[START OF Dataset records]
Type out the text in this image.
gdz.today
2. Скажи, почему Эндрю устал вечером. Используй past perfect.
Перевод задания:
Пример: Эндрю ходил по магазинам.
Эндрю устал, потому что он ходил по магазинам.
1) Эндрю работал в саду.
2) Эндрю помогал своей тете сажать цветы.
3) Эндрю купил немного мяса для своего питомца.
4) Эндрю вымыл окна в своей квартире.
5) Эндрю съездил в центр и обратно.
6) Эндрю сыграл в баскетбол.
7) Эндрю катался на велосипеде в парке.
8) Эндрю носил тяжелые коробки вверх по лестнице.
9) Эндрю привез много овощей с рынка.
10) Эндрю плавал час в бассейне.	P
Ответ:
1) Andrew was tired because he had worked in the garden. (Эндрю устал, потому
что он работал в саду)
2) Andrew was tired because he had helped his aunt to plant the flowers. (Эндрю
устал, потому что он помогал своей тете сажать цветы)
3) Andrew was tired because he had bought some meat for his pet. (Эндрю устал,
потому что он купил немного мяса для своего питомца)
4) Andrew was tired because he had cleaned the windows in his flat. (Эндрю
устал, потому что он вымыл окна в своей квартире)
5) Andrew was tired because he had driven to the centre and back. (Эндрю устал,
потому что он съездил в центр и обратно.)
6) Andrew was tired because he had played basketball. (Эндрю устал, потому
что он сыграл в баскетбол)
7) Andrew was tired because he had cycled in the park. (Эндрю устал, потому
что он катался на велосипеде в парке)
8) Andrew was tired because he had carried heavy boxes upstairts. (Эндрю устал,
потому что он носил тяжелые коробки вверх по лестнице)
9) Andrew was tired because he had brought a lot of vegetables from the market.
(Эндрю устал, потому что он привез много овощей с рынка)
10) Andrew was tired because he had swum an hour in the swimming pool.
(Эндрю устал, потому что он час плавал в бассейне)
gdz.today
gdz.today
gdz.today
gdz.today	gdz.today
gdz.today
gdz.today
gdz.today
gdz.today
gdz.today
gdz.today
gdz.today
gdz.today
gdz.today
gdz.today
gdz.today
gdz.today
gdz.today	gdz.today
[END OF Dataset records]
[START OF Dataset records]
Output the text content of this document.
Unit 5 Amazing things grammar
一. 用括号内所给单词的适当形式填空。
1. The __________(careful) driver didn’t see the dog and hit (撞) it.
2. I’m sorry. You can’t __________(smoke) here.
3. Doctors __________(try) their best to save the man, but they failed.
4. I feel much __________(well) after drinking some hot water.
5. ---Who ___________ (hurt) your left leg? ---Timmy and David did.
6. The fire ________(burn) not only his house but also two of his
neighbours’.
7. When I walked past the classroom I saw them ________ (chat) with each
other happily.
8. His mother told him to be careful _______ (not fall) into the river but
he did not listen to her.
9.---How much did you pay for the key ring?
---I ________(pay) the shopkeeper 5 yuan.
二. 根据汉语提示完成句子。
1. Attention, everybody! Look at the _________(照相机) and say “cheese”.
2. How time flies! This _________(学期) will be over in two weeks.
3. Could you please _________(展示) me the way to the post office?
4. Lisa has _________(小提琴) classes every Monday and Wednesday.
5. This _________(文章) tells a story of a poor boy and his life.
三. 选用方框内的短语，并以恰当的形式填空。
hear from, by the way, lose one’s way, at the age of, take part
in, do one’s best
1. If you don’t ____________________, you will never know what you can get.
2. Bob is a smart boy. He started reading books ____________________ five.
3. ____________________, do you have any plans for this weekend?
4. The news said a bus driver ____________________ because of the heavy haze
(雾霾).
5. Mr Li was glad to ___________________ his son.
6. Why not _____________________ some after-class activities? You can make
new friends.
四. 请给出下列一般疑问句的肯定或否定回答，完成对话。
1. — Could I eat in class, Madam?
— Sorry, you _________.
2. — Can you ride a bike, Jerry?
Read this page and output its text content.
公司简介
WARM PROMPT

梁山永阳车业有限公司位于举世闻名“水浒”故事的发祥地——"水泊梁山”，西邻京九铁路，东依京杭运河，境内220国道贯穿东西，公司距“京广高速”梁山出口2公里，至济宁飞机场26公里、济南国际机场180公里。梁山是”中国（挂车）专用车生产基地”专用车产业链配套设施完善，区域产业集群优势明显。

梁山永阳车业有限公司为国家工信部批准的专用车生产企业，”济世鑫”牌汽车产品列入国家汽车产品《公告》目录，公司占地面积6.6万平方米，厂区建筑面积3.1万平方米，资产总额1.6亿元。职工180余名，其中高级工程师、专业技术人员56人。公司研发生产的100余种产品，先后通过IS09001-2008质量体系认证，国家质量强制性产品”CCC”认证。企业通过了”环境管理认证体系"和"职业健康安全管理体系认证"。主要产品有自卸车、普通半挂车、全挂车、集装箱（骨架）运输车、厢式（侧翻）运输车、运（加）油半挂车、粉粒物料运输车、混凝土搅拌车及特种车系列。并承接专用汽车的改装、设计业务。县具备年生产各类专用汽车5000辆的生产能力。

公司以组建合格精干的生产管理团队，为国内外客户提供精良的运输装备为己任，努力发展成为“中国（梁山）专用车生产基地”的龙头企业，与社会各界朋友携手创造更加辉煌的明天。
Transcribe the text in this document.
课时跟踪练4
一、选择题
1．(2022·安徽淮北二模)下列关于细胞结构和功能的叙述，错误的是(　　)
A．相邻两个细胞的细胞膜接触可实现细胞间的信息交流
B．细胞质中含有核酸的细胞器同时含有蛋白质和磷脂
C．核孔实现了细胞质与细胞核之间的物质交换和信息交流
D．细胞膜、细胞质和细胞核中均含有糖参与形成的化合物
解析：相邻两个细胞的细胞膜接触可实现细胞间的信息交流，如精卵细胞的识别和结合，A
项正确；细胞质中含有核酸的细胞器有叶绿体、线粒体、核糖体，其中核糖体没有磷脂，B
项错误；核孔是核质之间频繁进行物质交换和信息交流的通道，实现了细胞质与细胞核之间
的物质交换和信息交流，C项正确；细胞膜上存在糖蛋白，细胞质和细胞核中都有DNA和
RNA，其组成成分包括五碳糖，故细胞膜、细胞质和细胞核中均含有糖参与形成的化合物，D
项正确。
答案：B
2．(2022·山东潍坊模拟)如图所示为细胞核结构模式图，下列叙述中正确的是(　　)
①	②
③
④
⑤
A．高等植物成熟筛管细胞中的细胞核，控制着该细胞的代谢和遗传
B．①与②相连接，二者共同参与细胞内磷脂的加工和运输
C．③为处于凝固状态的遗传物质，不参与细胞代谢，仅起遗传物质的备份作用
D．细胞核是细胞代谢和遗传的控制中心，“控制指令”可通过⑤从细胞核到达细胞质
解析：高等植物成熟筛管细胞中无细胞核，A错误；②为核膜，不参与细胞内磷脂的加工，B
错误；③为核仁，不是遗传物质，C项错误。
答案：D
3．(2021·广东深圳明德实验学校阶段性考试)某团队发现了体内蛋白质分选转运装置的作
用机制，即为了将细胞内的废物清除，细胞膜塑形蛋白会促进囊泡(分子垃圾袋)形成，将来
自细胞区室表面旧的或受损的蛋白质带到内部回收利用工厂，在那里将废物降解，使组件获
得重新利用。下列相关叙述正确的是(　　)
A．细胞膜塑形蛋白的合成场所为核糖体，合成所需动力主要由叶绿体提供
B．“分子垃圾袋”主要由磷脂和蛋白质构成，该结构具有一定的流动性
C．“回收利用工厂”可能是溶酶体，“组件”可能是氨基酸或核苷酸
[END OF Dataset records]
Work instructions –
Review the material and copy each line in which the word "квартире" appears.

Exercise result –
4) Эндрю вымыл окна в своей квартире.
устал, потому что он вымыл окна в своей квартире)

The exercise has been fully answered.